Task goal:
State only the number of lines that include "Τροποποίηση".

Data provided:
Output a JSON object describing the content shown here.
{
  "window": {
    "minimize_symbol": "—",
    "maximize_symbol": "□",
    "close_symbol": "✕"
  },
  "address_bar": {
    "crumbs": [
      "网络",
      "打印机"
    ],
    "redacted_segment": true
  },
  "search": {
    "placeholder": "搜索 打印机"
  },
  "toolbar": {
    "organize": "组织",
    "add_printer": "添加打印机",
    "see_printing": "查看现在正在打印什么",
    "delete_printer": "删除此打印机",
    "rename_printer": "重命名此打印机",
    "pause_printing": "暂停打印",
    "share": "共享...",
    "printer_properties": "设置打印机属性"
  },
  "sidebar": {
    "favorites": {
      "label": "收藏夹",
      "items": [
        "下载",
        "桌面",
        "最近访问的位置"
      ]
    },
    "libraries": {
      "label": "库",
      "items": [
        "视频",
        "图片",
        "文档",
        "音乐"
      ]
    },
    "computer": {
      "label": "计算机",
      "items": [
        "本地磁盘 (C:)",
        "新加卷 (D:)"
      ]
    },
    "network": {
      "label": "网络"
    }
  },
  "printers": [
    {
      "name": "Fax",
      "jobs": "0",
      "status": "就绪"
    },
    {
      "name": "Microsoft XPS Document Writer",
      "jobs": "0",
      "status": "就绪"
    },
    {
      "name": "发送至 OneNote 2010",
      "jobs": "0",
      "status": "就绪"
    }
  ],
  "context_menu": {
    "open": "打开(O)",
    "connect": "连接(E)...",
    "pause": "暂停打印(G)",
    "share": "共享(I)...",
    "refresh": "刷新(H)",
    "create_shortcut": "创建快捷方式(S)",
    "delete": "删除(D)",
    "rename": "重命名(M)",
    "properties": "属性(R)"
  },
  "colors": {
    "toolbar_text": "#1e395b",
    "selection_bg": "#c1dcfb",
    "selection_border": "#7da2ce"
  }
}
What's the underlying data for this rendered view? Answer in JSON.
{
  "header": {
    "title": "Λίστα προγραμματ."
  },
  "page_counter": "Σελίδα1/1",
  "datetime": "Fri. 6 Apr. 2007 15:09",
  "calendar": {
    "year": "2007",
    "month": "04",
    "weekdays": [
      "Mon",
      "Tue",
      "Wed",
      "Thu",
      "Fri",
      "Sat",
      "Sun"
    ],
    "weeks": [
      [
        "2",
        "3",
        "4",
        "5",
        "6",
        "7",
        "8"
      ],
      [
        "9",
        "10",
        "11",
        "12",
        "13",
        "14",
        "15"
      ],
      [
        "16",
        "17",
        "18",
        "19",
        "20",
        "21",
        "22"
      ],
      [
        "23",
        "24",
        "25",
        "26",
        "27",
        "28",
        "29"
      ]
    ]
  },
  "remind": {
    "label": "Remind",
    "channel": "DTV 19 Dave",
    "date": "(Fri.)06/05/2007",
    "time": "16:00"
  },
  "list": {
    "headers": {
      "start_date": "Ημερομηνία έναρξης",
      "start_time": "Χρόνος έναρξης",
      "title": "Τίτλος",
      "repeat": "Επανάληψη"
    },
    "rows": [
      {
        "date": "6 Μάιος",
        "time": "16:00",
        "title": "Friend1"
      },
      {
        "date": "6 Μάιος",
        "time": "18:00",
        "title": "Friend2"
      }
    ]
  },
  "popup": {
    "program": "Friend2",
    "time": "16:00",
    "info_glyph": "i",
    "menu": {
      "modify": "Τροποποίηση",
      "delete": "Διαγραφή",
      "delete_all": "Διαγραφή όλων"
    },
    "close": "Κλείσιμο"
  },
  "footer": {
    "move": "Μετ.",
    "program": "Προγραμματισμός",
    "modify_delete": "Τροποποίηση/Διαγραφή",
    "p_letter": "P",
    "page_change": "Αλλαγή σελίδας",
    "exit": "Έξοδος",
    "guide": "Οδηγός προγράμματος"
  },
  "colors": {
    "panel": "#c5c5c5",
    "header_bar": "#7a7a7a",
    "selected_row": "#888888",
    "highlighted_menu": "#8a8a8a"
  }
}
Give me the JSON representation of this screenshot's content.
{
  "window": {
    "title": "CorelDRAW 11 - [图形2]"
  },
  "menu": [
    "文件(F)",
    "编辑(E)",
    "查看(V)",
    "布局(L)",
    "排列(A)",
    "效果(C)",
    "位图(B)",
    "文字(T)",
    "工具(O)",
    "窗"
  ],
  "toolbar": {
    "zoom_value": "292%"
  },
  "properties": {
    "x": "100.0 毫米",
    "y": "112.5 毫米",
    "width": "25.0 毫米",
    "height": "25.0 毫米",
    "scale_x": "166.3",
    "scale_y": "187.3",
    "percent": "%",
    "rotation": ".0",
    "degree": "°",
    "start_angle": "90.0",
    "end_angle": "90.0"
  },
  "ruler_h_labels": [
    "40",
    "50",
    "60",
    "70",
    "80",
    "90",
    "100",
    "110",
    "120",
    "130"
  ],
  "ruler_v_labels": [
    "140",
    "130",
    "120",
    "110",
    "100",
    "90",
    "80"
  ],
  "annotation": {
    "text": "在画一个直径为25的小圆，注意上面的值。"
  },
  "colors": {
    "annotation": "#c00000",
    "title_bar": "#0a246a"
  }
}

* * *

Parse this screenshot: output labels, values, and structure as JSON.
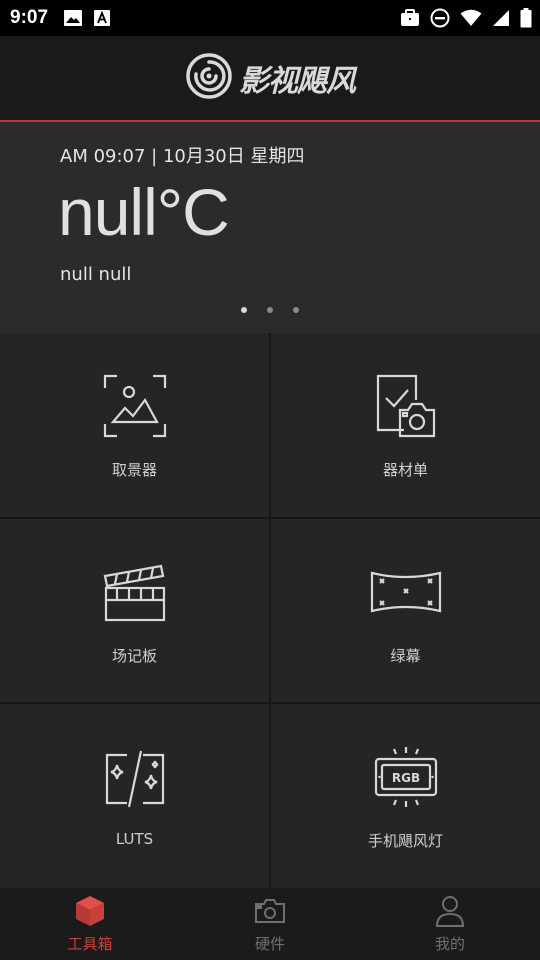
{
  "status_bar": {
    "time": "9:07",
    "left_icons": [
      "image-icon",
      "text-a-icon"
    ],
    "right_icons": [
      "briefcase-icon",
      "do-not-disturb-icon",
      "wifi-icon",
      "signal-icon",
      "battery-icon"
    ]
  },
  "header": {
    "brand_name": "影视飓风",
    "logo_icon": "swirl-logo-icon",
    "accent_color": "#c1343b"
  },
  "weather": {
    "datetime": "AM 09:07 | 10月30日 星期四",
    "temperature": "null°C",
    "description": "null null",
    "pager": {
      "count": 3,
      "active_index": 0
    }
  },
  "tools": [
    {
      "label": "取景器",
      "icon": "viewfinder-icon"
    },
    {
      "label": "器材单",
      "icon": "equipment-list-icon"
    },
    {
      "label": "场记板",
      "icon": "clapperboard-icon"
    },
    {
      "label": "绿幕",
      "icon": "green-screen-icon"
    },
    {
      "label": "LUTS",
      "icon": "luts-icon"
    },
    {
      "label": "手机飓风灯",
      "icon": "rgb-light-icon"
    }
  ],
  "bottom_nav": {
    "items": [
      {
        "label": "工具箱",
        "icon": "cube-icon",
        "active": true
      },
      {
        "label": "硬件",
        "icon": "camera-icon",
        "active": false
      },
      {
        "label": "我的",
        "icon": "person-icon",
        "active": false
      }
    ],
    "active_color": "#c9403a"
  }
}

Solution for this task:
2